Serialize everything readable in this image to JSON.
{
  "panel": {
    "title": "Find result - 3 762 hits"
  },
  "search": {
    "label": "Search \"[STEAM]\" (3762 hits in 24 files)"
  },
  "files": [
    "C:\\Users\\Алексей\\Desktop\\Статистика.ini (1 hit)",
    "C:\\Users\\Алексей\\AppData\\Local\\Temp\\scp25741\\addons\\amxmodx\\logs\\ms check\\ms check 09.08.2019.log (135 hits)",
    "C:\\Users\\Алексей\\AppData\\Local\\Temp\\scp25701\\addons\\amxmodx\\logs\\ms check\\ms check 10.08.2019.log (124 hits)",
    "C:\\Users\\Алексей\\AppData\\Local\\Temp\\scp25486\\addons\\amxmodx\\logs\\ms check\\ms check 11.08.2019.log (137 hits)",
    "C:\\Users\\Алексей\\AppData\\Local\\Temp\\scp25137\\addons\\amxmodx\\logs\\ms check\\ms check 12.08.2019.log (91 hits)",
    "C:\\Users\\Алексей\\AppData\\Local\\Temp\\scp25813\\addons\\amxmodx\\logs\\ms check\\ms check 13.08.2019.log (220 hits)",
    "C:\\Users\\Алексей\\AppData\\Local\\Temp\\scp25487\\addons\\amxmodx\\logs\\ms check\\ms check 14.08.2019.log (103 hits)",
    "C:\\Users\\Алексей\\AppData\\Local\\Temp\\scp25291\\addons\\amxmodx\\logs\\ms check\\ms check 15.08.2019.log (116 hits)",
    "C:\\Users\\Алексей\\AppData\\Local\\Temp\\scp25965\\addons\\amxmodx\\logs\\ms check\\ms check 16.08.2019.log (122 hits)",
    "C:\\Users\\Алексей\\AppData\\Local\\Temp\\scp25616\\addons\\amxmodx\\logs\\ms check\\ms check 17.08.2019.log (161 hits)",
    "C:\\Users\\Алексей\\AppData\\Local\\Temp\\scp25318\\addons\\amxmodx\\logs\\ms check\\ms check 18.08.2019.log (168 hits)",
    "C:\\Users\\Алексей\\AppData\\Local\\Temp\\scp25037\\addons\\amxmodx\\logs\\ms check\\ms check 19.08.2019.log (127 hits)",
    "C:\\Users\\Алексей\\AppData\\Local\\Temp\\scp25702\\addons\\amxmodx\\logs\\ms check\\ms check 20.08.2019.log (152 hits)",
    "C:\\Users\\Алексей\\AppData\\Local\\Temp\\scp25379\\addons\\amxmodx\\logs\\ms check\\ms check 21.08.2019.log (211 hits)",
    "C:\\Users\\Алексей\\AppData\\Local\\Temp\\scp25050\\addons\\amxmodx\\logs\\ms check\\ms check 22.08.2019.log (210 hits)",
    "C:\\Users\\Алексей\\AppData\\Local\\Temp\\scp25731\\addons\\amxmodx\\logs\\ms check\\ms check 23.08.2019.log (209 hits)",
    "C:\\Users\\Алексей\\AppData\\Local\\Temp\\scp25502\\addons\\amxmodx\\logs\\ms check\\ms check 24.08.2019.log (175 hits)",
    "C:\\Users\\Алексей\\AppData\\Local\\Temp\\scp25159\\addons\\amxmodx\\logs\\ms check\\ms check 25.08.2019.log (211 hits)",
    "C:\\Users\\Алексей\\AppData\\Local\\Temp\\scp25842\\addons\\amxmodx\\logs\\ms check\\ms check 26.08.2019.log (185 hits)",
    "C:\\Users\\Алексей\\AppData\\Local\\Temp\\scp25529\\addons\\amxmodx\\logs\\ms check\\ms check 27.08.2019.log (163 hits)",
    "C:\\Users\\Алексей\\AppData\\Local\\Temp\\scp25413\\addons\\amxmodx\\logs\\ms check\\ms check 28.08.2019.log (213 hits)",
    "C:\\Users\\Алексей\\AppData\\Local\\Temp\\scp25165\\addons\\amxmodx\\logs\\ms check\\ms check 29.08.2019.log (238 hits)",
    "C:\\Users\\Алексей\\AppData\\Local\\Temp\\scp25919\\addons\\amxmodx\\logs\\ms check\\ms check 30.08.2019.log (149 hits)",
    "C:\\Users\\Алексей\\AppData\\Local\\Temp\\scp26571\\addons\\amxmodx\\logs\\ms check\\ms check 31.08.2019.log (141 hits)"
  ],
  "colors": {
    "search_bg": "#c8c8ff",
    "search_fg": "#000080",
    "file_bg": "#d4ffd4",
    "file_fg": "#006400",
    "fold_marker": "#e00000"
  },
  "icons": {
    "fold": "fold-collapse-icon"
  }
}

### Objective
Isolate the lines above that contain the word "files" and copy them.

### Written answer
    "label": "Search \"[STEAM]\" (3762 hits in 24 files)"
  "files": [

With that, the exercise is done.